▶ _Prompt_
Pick out each line of the records that includes the string "Оказание", and copy it.

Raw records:
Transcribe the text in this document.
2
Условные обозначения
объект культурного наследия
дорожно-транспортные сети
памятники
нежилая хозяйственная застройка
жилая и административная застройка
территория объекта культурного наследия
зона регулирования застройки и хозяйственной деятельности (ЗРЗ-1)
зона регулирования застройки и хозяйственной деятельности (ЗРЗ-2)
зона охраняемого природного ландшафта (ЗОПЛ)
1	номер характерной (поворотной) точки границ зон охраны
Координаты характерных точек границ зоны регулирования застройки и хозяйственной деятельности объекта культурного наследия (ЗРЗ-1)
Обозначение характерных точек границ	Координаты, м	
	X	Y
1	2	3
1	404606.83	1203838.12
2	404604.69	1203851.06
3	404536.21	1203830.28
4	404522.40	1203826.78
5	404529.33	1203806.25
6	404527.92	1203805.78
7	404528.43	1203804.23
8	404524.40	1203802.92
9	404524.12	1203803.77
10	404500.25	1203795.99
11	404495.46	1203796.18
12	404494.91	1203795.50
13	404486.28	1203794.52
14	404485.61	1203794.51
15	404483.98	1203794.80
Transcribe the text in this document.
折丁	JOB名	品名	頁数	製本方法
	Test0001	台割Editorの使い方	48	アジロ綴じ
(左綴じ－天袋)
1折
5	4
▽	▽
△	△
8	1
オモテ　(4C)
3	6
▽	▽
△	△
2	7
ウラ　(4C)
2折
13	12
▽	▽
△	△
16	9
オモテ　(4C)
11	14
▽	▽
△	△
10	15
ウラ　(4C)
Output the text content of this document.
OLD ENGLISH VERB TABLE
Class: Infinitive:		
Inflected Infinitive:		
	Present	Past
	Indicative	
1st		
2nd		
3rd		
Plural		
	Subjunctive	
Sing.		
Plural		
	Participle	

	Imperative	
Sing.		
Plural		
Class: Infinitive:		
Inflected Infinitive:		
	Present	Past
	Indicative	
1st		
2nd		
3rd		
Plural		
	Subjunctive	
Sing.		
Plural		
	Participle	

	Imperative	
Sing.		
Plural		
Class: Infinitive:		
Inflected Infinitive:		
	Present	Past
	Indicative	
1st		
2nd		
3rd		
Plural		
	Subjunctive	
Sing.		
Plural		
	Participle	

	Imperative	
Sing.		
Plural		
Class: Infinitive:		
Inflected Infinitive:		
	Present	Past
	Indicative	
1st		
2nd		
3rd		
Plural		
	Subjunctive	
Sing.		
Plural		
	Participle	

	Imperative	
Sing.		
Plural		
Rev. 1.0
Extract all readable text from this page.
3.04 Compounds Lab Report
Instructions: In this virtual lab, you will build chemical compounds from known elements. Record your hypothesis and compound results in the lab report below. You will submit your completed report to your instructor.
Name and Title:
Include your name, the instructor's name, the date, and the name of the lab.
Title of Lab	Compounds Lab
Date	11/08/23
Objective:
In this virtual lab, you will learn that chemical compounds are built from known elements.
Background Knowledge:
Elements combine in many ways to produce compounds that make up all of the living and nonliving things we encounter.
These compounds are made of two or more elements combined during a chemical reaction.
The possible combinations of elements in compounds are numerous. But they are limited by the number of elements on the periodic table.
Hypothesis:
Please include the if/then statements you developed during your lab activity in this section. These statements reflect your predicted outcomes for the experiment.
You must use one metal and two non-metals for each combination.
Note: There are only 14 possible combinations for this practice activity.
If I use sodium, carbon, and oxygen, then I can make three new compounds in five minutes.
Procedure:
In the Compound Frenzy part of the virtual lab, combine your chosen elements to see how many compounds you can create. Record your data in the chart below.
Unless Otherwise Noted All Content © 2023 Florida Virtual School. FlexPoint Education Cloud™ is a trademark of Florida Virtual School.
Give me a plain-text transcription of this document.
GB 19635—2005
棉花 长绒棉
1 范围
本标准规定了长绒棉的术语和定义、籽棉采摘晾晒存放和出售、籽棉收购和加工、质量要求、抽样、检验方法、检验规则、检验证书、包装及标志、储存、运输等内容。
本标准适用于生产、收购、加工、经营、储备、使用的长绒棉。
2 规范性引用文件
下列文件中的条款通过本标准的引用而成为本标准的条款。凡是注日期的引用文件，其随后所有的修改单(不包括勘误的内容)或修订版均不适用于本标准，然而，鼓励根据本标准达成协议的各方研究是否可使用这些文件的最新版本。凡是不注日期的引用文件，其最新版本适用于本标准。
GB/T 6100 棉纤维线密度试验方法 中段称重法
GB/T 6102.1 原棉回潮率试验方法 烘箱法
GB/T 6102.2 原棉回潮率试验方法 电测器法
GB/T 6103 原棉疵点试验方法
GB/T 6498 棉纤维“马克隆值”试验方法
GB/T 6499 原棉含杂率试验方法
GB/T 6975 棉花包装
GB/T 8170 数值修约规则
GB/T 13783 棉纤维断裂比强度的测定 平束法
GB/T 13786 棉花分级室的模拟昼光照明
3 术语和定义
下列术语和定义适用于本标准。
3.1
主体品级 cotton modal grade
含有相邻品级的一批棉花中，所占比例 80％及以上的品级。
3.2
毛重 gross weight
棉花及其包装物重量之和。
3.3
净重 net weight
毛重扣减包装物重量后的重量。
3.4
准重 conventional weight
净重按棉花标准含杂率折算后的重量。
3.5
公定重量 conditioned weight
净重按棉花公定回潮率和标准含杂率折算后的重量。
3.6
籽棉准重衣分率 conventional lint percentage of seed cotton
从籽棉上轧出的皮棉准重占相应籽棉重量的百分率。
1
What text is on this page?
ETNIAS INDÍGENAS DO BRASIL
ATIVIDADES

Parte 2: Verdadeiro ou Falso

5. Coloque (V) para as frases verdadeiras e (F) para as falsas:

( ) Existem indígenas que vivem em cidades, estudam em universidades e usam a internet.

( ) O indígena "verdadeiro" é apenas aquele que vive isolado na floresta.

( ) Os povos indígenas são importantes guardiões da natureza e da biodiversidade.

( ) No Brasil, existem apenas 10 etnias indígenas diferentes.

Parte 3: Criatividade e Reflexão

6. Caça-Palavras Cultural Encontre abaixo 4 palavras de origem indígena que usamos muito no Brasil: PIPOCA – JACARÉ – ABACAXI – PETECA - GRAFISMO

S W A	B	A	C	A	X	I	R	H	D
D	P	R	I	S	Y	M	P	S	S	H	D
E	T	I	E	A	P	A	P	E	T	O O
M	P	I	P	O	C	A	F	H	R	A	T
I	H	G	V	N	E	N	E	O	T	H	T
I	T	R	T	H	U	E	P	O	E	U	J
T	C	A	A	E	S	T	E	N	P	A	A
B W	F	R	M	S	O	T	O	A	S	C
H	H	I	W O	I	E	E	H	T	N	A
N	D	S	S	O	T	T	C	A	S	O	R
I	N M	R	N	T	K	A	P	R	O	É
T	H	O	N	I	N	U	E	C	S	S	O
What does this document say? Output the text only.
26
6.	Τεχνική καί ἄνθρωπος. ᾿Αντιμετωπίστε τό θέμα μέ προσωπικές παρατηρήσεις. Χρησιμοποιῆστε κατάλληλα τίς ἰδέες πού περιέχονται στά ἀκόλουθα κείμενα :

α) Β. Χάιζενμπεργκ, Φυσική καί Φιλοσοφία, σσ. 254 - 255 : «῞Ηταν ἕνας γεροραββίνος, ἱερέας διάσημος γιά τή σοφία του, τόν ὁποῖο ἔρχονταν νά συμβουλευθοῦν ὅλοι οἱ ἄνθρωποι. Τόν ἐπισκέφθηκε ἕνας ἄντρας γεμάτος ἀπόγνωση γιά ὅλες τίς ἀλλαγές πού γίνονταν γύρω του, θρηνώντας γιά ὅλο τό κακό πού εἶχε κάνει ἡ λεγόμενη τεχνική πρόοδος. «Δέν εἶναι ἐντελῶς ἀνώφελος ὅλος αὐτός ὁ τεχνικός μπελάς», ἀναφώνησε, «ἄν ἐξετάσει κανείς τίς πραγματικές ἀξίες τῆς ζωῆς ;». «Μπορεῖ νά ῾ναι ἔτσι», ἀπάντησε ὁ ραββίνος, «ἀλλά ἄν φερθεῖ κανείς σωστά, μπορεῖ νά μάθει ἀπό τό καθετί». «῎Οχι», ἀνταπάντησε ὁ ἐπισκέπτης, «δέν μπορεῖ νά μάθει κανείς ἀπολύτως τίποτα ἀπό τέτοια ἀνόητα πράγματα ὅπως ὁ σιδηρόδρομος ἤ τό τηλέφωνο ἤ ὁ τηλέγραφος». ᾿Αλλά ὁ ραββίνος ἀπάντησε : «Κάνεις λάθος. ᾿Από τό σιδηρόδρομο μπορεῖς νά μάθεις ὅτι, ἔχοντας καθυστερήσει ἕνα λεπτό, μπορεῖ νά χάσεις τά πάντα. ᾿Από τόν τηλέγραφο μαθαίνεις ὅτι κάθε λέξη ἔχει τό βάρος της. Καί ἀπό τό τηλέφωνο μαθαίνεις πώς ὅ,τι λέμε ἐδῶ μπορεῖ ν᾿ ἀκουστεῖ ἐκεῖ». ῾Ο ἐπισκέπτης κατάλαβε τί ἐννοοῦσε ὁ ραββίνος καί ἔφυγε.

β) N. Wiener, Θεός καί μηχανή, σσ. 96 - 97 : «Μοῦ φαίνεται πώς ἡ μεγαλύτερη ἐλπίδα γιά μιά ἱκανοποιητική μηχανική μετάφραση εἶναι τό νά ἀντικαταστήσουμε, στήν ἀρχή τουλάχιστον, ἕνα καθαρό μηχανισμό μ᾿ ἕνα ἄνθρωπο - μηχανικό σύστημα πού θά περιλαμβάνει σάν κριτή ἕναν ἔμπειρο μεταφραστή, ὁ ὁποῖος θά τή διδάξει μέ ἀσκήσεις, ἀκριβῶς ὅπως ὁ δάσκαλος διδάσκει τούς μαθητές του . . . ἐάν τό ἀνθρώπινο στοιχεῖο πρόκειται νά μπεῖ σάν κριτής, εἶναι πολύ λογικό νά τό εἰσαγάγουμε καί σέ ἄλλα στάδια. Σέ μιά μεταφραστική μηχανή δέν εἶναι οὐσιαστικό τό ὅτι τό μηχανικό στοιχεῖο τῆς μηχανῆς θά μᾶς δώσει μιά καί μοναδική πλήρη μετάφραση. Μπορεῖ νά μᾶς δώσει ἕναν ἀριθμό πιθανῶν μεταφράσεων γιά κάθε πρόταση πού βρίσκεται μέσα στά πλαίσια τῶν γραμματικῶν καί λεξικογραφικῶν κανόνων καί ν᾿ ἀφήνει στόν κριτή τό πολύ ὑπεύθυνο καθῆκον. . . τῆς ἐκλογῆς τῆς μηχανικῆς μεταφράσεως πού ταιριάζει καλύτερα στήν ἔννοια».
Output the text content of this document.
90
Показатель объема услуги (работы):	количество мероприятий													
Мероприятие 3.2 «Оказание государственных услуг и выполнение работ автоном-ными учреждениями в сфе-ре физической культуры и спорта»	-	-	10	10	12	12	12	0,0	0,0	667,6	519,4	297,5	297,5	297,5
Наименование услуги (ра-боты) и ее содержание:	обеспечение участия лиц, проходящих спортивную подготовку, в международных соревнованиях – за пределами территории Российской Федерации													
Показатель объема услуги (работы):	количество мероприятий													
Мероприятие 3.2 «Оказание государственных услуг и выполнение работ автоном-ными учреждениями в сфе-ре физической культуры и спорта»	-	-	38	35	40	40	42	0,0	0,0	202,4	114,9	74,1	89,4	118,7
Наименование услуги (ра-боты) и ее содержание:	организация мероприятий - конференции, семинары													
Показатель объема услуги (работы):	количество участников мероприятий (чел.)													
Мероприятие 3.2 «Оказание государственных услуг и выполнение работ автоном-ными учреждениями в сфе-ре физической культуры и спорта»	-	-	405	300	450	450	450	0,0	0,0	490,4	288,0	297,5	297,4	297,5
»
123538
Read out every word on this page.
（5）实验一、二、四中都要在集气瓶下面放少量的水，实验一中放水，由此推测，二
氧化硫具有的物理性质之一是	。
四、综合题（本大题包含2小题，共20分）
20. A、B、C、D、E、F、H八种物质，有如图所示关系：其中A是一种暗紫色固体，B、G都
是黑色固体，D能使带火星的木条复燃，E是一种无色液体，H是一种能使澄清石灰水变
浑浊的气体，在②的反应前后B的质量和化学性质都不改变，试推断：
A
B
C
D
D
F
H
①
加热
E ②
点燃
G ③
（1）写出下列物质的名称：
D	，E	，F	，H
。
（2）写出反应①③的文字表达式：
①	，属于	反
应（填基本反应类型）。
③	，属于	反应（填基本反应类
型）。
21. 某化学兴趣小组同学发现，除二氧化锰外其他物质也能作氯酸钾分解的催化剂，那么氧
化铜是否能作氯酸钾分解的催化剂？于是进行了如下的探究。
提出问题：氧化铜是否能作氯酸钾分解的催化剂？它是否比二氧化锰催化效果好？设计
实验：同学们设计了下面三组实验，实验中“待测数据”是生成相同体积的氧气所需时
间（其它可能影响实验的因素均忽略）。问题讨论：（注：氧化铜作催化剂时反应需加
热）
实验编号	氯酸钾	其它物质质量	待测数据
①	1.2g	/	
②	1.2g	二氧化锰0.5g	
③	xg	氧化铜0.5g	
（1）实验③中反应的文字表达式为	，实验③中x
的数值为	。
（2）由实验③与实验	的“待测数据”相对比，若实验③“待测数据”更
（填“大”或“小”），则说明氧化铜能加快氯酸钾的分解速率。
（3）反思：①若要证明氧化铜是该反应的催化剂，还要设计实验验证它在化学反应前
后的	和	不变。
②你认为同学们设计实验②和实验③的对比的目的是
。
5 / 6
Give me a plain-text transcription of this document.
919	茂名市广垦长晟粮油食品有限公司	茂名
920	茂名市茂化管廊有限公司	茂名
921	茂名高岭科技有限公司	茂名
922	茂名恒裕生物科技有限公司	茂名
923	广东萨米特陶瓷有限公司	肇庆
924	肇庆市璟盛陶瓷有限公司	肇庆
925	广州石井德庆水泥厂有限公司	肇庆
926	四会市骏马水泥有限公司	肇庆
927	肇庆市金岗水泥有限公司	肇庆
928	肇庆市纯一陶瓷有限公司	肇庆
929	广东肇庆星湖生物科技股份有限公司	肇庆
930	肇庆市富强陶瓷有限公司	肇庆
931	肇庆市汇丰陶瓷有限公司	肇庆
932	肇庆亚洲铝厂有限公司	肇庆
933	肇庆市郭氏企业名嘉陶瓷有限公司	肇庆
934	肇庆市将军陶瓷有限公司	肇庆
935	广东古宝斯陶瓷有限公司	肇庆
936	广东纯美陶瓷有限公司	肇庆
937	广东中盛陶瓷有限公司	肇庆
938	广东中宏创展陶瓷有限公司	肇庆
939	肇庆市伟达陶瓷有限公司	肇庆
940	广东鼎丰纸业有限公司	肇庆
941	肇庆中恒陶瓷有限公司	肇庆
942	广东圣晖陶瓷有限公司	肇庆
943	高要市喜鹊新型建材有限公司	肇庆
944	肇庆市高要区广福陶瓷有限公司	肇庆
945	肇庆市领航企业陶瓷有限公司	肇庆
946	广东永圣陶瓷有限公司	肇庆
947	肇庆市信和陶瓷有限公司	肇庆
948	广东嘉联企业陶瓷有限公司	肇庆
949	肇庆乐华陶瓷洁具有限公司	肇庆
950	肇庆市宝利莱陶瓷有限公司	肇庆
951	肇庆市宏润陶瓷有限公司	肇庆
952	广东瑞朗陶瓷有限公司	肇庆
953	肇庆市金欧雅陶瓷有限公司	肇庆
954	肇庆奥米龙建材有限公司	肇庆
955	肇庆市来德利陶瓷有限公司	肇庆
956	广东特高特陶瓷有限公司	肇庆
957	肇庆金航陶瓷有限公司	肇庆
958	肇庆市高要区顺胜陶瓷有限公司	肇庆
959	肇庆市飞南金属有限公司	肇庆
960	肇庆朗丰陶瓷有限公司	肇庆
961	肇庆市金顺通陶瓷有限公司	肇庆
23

▶ _Finished answer_
Мероприятие 3.2 «Оказание государственных услуг и выполнение работ автоном-ными учреждениями в сфе-ре физической культуры и спорта»	-	-	10	10	12	12	12	0,0	0,0	667,6	519,4	297,5	297,5	297,5
Мероприятие 3.2 «Оказание государственных услуг и выполнение работ автоном-ными учреждениями в сфе-ре физической культуры и спорта»	-	-	38	35	40	40	42	0,0	0,0	202,4	114,9	74,1	89,4	118,7
Мероприятие 3.2 «Оказание государственных услуг и выполнение работ автоном-ными учреждениями в сфе-ре физической культуры и спорта»	-	-	405	300	450	450	450	0,0	0,0	490,4	288,0	297,5	297,4	297,5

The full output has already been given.